◆ **What you have to do**:
Work through the data line by line, gathering every line that has the word "antes".

* begin Extracted data *

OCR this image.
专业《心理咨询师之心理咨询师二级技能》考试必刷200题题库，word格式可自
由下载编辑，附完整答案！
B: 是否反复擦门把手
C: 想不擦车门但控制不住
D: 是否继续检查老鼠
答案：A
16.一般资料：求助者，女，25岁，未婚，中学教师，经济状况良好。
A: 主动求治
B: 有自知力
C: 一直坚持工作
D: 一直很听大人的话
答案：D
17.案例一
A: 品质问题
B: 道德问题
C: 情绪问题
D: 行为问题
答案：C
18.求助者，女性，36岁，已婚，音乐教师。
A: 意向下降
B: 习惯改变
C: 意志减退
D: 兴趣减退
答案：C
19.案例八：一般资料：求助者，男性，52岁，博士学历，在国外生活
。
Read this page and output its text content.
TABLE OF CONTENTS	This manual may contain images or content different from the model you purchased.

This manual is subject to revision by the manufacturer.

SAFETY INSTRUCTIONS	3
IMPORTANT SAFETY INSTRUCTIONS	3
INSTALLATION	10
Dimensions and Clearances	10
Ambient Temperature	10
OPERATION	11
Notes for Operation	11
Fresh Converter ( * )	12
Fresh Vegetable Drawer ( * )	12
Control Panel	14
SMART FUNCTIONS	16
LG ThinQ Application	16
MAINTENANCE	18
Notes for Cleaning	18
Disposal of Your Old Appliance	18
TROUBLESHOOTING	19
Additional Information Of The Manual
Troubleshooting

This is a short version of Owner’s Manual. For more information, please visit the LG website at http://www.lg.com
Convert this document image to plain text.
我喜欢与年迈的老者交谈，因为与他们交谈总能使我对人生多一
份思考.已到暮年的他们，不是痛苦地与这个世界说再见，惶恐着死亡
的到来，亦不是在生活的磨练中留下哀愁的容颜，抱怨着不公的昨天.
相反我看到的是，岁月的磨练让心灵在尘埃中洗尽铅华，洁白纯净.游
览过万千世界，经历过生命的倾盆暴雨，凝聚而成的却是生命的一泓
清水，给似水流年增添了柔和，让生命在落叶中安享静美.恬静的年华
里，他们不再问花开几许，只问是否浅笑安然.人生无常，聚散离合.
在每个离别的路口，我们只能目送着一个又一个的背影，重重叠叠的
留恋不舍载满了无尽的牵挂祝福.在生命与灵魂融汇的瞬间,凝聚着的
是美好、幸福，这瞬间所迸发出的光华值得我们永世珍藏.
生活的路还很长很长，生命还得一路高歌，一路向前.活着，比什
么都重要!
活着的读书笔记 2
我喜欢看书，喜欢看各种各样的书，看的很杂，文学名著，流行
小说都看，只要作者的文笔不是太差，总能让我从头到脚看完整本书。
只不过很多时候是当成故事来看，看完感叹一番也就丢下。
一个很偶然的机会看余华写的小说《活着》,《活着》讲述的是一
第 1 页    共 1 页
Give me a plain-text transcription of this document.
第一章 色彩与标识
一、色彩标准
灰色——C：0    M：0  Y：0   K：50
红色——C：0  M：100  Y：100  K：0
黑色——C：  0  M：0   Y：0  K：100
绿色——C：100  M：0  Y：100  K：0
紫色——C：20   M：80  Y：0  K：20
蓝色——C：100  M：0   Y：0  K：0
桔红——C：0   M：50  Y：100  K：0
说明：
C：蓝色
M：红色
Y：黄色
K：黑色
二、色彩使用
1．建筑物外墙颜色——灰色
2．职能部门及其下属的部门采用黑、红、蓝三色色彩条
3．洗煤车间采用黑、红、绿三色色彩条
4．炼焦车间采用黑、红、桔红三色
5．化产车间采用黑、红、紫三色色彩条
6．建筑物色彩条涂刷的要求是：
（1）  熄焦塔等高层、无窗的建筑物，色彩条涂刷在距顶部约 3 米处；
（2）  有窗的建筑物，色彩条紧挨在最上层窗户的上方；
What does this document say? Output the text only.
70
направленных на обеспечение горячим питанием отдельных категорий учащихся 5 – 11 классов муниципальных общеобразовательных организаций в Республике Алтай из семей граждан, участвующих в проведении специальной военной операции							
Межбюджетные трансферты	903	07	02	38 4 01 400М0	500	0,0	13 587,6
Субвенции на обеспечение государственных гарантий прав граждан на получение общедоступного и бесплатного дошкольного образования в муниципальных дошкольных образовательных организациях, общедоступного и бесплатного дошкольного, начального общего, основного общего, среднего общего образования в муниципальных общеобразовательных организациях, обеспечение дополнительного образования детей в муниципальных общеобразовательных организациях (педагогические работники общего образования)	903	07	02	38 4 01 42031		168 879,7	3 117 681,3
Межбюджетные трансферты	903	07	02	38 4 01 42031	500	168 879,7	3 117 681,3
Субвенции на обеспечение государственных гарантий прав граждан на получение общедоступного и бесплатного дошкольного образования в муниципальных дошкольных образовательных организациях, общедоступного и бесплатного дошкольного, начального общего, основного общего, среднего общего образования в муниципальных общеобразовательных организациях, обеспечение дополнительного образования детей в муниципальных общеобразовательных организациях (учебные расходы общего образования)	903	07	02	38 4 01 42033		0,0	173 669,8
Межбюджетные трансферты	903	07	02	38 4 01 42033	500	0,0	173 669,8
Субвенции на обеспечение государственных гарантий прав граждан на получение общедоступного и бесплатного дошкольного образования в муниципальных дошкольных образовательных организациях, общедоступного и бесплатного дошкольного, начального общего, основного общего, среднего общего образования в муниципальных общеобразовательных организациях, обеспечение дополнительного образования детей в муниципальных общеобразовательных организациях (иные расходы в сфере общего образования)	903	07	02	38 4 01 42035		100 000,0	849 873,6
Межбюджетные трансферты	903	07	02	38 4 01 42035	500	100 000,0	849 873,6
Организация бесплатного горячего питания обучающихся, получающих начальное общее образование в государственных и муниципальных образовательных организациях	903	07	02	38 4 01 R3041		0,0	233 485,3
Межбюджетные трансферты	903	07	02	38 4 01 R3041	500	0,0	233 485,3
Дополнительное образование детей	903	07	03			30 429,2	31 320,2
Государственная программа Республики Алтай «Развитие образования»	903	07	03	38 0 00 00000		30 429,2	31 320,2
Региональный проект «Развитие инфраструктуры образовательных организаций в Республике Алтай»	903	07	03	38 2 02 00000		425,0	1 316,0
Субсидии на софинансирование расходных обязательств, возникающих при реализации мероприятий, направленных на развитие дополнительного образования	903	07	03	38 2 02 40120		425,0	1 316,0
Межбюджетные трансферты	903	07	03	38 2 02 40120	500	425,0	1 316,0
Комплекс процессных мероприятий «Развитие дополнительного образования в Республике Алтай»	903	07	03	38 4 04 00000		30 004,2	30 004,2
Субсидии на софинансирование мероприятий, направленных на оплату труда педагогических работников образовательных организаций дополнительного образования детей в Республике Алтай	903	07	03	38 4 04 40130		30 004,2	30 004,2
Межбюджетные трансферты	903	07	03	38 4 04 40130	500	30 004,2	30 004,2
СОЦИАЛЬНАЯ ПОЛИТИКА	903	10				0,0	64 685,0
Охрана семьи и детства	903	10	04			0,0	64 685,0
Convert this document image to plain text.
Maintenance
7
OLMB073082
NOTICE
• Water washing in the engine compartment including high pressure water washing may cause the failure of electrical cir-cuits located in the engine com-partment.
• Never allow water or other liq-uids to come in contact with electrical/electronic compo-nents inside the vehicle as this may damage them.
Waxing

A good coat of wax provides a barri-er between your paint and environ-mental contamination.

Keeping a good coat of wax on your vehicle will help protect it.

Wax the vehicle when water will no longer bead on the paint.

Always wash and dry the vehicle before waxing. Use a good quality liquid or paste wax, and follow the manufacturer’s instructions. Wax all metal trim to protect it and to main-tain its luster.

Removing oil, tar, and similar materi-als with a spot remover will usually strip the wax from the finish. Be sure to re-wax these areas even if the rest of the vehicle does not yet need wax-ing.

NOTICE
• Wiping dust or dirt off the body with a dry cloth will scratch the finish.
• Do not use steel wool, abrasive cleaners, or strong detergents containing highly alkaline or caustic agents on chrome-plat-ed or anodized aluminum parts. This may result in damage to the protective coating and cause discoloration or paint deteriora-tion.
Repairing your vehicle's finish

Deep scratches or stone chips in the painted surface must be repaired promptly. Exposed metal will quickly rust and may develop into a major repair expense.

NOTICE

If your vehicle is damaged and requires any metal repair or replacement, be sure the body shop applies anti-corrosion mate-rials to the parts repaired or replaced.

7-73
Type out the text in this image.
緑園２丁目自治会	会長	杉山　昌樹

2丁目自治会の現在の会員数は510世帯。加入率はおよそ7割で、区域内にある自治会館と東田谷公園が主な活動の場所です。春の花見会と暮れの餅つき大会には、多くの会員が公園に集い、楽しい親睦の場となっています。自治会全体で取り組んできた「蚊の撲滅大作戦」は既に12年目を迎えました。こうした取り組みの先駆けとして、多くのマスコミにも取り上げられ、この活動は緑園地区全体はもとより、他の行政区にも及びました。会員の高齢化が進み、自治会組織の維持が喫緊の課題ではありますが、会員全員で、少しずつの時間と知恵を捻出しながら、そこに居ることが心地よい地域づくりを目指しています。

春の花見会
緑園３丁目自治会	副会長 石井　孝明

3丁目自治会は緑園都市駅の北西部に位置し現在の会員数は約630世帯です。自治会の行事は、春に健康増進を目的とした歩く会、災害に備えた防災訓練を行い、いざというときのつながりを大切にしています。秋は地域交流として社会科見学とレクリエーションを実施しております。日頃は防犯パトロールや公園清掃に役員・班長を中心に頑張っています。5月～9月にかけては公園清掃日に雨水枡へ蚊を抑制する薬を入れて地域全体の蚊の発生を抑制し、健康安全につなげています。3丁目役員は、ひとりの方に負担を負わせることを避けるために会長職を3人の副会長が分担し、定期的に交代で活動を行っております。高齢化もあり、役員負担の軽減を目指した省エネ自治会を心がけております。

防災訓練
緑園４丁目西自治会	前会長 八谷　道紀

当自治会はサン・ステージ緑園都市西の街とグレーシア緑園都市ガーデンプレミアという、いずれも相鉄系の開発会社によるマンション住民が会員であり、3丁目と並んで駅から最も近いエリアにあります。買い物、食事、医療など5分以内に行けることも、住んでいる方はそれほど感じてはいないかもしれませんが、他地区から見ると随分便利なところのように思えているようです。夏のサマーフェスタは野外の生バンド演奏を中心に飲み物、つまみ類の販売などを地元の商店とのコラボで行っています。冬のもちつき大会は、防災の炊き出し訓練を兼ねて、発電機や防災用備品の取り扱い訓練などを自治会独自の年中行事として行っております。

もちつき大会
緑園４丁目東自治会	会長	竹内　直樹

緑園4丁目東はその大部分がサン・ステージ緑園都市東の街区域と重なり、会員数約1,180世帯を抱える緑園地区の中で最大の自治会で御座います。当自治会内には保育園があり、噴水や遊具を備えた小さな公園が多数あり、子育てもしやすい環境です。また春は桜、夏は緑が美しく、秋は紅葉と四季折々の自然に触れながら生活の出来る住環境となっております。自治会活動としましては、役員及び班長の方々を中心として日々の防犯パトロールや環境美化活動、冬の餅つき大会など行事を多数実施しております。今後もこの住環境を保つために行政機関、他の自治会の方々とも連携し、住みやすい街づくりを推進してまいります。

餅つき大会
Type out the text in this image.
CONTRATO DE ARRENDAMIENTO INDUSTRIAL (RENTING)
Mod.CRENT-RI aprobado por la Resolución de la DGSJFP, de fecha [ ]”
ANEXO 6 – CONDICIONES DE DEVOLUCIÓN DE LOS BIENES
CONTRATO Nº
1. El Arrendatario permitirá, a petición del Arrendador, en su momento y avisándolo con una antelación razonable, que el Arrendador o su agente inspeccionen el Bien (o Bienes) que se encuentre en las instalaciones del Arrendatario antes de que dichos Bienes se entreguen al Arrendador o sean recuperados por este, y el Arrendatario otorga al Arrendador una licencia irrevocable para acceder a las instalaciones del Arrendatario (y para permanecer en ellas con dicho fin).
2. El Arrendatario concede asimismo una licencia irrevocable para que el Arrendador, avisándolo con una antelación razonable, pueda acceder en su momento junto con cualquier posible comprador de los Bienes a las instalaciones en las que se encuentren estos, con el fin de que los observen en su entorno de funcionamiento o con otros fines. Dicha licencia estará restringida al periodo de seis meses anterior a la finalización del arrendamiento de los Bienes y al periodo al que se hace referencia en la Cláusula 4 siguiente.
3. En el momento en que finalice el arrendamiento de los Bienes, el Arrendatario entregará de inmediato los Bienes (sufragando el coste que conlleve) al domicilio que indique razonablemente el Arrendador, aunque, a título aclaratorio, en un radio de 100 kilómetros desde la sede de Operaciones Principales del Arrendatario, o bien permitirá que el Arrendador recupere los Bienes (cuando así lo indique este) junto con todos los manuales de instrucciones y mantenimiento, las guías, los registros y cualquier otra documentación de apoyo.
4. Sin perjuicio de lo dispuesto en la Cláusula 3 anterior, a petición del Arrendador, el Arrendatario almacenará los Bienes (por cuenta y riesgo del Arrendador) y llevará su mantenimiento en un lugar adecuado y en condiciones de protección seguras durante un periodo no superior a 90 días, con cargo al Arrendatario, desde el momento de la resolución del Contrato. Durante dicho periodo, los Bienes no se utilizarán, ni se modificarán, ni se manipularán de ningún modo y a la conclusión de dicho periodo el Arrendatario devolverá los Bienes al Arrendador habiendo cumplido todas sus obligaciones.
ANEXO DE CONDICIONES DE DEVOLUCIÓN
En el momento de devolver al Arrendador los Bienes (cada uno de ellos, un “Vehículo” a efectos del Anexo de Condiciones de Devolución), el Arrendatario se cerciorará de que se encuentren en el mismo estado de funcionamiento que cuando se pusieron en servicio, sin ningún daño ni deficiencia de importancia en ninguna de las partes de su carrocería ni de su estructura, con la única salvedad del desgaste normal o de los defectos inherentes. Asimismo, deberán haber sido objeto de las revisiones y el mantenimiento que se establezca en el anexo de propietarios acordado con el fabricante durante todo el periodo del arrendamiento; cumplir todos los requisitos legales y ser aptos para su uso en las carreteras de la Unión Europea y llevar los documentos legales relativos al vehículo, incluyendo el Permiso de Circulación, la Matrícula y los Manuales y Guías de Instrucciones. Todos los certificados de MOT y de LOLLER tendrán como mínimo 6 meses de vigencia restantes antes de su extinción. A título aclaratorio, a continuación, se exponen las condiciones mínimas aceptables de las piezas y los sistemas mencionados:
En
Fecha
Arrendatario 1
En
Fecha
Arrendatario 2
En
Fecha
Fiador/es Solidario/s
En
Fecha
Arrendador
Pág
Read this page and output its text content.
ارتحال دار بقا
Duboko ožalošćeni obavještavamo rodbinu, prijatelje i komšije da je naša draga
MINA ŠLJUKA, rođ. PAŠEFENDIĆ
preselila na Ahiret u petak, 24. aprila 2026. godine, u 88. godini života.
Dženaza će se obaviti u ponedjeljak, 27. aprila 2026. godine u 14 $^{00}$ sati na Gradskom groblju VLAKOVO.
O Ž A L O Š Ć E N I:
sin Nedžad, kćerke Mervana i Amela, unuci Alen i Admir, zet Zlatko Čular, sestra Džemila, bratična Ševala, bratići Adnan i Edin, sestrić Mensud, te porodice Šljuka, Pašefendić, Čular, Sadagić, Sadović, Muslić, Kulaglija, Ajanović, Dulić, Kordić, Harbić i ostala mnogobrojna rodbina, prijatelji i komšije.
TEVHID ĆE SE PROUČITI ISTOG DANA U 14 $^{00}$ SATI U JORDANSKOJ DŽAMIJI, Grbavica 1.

* end Extracted data *

◆ **Exercise response**:
1. El Arrendatario permitirá, a petición del Arrendador, en su momento y avisándolo con una antelación razonable, que el Arrendador o su agente inspeccionen el Bien (o Bienes) que se encuentre en las instalaciones del Arrendatario antes de que dichos Bienes se entreguen al Arrendador o sean recuperados por este, y el Arrendatario otorga al Arrendador una licencia irrevocable para acceder a las instalaciones del Arrendatario (y para permanecer en ellas con dicho fin).
En el momento de devolver al Arrendador los Bienes (cada uno de ellos, un “Vehículo” a efectos del Anexo de Condiciones de Devolución), el Arrendatario se cerciorará de que se encuentren en el mismo estado de funcionamiento que cuando se pusieron en servicio, sin ningún daño ni deficiencia de importancia en ninguna de las partes de su carrocería ni de su estructura, con la única salvedad del desgaste normal o de los defectos inherentes. Asimismo, deberán haber sido objeto de las revisiones y el mantenimiento que se establezca en el anexo de propietarios acordado con el fabricante durante todo el periodo del arrendamiento; cumplir todos los requisitos legales y ser aptos para su uso en las carreteras de la Unión Europea y llevar los documentos legales relativos al vehículo, incluyendo el Permiso de Circulación, la Matrícula y los Manuales y Guías de Instrucciones. Todos los certificados de MOT y de LOLLER tendrán como mínimo 6 meses de vigencia restantes antes de su extinción. A título aclaratorio, a continuación, se exponen las condiciones mínimas aceptables de las piezas y los sistemas mencionados:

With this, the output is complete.